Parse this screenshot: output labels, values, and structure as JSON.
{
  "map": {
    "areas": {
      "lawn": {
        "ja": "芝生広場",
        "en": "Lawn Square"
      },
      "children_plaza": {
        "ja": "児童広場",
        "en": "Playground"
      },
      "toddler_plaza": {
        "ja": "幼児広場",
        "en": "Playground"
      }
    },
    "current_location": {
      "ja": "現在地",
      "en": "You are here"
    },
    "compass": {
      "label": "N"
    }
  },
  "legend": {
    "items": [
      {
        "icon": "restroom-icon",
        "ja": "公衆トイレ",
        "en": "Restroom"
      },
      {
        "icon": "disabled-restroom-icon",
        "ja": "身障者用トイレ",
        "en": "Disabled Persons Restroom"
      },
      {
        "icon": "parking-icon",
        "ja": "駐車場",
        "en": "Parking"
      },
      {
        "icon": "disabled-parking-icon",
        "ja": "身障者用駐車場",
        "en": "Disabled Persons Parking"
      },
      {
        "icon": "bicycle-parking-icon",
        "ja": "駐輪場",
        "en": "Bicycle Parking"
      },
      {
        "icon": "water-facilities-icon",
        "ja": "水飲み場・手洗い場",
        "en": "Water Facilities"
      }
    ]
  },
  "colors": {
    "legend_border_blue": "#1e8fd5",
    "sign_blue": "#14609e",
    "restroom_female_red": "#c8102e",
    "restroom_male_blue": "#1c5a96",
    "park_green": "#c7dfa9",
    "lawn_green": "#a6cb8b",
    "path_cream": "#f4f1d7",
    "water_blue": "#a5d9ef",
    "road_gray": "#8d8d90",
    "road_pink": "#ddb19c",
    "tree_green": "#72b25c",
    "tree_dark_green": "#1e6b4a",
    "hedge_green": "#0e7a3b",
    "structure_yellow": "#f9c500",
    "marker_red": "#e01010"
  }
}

Given request:
Retype every entry above, word for word.

Task result:
Parse this screenshot: output labels, values, and structure as JSON.
{
  "map": {
    "areas": {
      "lawn": {
        "ja": "芝生広場",
        "en": "Lawn Square"
      },
      "children_plaza": {
        "ja": "児童広場",
        "en": "Playground"
      },
      "toddler_plaza": {
        "ja": "幼児広場",
        "en": "Playground"
      }
    },
    "current_location": {
      "ja": "現在地",
      "en": "You are here"
    },
    "compass": {
      "label": "N"
    }
  },
  "legend": {
    "items": [
      {
        "icon": "restroom-icon",
        "ja": "公衆トイレ",
        "en": "Restroom"
      },
      {
        "icon": "disabled-restroom-icon",
        "ja": "身障者用トイレ",
        "en": "Disabled Persons Restroom"
      },
      {
        "icon": "parking-icon",
        "ja": "駐車場",
        "en": "Parking"
      },
      {
        "icon": "disabled-parking-icon",
        "ja": "身障者用駐車場",
        "en": "Disabled Persons Parking"
      },
      {
        "icon": "bicycle-parking-icon",
        "ja": "駐輪場",
        "en": "Bicycle Parking"
      },
      {
        "icon": "water-facilities-icon",
        "ja": "水飲み場・手洗い場",
        "en": "Water Facilities"
      }
    ]
  },
  "colors": {
    "legend_border_blue": "#1e8fd5",
    "sign_blue": "#14609e",
    "restroom_female_red": "#c8102e",
    "restroom_male_blue": "#1c5a96",
    "park_green": "#c7dfa9",
    "lawn_green": "#a6cb8b",
    "path_cream": "#f4f1d7",
    "water_blue": "#a5d9ef",
    "road_gray": "#8d8d90",
    "road_pink": "#ddb19c",
    "tree_green": "#72b25c",
    "tree_dark_green": "#1e6b4a",
    "hedge_green": "#0e7a3b",
    "structure_yellow": "#f9c500",
    "marker_red": "#e01010"
  }
}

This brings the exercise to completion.